- **DIRECTIVE**
Output every entry exactly as written, skipping any pictures.

---------- MATERIAL PROVIDED

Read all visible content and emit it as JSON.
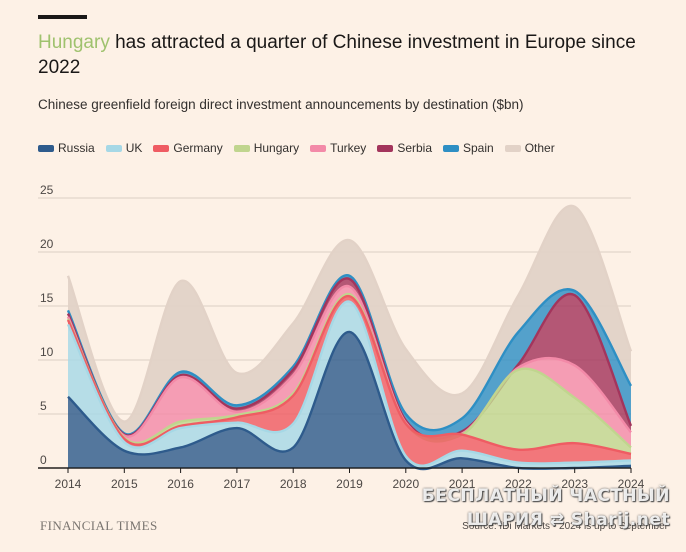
{
  "header": {
    "title_highlight": "Hungary",
    "title_rest": " has attracted a quarter of Chinese investment in Europe since 2022",
    "subtitle": "Chinese greenfield foreign direct investment announcements by destination ($bn)"
  },
  "colors": {
    "background": "#fdf1e6",
    "highlight": "#9fc26e",
    "Russia": "#2e5b8c",
    "UK": "#a6d8e6",
    "Germany": "#ef5c63",
    "Hungary": "#c0d58e",
    "Turkey": "#f38aa8",
    "Serbia": "#a3355c",
    "Spain": "#2e8fc4",
    "Other": "#e2d2c7"
  },
  "legend": [
    "Russia",
    "UK",
    "Germany",
    "Hungary",
    "Turkey",
    "Serbia",
    "Spain",
    "Other"
  ],
  "chart_data": {
    "type": "area",
    "stacked": true,
    "x": [
      2014,
      2015,
      2016,
      2017,
      2018,
      2019,
      2020,
      2021,
      2022,
      2023,
      2024
    ],
    "ylim": [
      0,
      25
    ],
    "yticks": [
      0,
      5,
      10,
      15,
      20,
      25
    ],
    "grid": true,
    "legend_position": "top",
    "series": [
      {
        "name": "Russia",
        "values": [
          6.6,
          1.6,
          1.9,
          3.7,
          1.9,
          12.6,
          0.7,
          0.9,
          0.0,
          0.0,
          0.2
        ]
      },
      {
        "name": "UK",
        "values": [
          6.7,
          0.8,
          1.8,
          0.5,
          2.2,
          2.8,
          0.4,
          0.7,
          0.5,
          0.5,
          0.5
        ]
      },
      {
        "name": "Germany",
        "values": [
          0.4,
          0.3,
          0.2,
          0.5,
          2.6,
          0.5,
          3.0,
          1.5,
          1.2,
          1.8,
          0.6
        ]
      },
      {
        "name": "Hungary",
        "values": [
          0.1,
          0.1,
          0.4,
          0.2,
          0.2,
          0.2,
          0.0,
          0.0,
          7.4,
          4.2,
          0.6
        ]
      },
      {
        "name": "Turkey",
        "values": [
          0.2,
          0.2,
          4.1,
          0.3,
          1.7,
          0.7,
          0.1,
          0.1,
          0.2,
          3.0,
          1.4
        ]
      },
      {
        "name": "Serbia",
        "values": [
          0.3,
          0.1,
          0.2,
          0.3,
          0.5,
          0.7,
          0.2,
          0.2,
          0.3,
          6.5,
          0.6
        ]
      },
      {
        "name": "Spain",
        "values": [
          0.3,
          0.1,
          0.3,
          0.3,
          0.3,
          0.3,
          0.6,
          1.2,
          3.0,
          0.4,
          3.7
        ]
      },
      {
        "name": "Other",
        "values": [
          3.2,
          1.1,
          8.4,
          3.0,
          4.0,
          3.3,
          6.0,
          2.3,
          3.4,
          7.8,
          3.2
        ]
      }
    ]
  },
  "footer": {
    "logo": "FINANCIAL TIMES",
    "source": "Source: fDi Markets • 2024 is up to September",
    "watermark_line1": "БЕСПЛАТНЫЙ ЧАСТНЫЙ",
    "watermark_line2": "ШАРИЯ ⇄ Sharij.net"
  }
}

--------------------

- **FINISHED TASK**
Read all visible content and emit it as JSON.
{
  "header": {
    "title_highlight": "Hungary",
    "title_rest": " has attracted a quarter of Chinese investment in Europe since 2022",
    "subtitle": "Chinese greenfield foreign direct investment announcements by destination ($bn)"
  },
  "colors": {
    "background": "#fdf1e6",
    "highlight": "#9fc26e",
    "Russia": "#2e5b8c",
    "UK": "#a6d8e6",
    "Germany": "#ef5c63",
    "Hungary": "#c0d58e",
    "Turkey": "#f38aa8",
    "Serbia": "#a3355c",
    "Spain": "#2e8fc4",
    "Other": "#e2d2c7"
  },
  "legend": [
    "Russia",
    "UK",
    "Germany",
    "Hungary",
    "Turkey",
    "Serbia",
    "Spain",
    "Other"
  ],
  "chart_data": {
    "type": "area",
    "stacked": true,
    "x": [
      2014,
      2015,
      2016,
      2017,
      2018,
      2019,
      2020,
      2021,
      2022,
      2023,
      2024
    ],
    "ylim": [
      0,
      25
    ],
    "yticks": [
      0,
      5,
      10,
      15,
      20,
      25
    ],
    "grid": true,
    "legend_position": "top",
    "series": [
      {
        "name": "Russia",
        "values": [
          6.6,
          1.6,
          1.9,
          3.7,
          1.9,
          12.6,
          0.7,
          0.9,
          0.0,
          0.0,
          0.2
        ]
      },
      {
        "name": "UK",
        "values": [
          6.7,
          0.8,
          1.8,
          0.5,
          2.2,
          2.8,
          0.4,
          0.7,
          0.5,
          0.5,
          0.5
        ]
      },
      {
        "name": "Germany",
        "values": [
          0.4,
          0.3,
          0.2,
          0.5,
          2.6,
          0.5,
          3.0,
          1.5,
          1.2,
          1.8,
          0.6
        ]
      },
      {
        "name": "Hungary",
        "values": [
          0.1,
          0.1,
          0.4,
          0.2,
          0.2,
          0.2,
          0.0,
          0.0,
          7.4,
          4.2,
          0.6
        ]
      },
      {
        "name": "Turkey",
        "values": [
          0.2,
          0.2,
          4.1,
          0.3,
          1.7,
          0.7,
          0.1,
          0.1,
          0.2,
          3.0,
          1.4
        ]
      },
      {
        "name": "Serbia",
        "values": [
          0.3,
          0.1,
          0.2,
          0.3,
          0.5,
          0.7,
          0.2,
          0.2,
          0.3,
          6.5,
          0.6
        ]
      },
      {
        "name": "Spain",
        "values": [
          0.3,
          0.1,
          0.3,
          0.3,
          0.3,
          0.3,
          0.6,
          1.2,
          3.0,
          0.4,
          3.7
        ]
      },
      {
        "name": "Other",
        "values": [
          3.2,
          1.1,
          8.4,
          3.0,
          4.0,
          3.3,
          6.0,
          2.3,
          3.4,
          7.8,
          3.2
        ]
      }
    ]
  },
  "footer": {
    "logo": "FINANCIAL TIMES",
    "source": "Source: fDi Markets • 2024 is up to September",
    "watermark_line1": "БЕСПЛАТНЫЙ ЧАСТНЫЙ",
    "watermark_line2": "ШАРИЯ ⇄ Sharij.net"
  }
}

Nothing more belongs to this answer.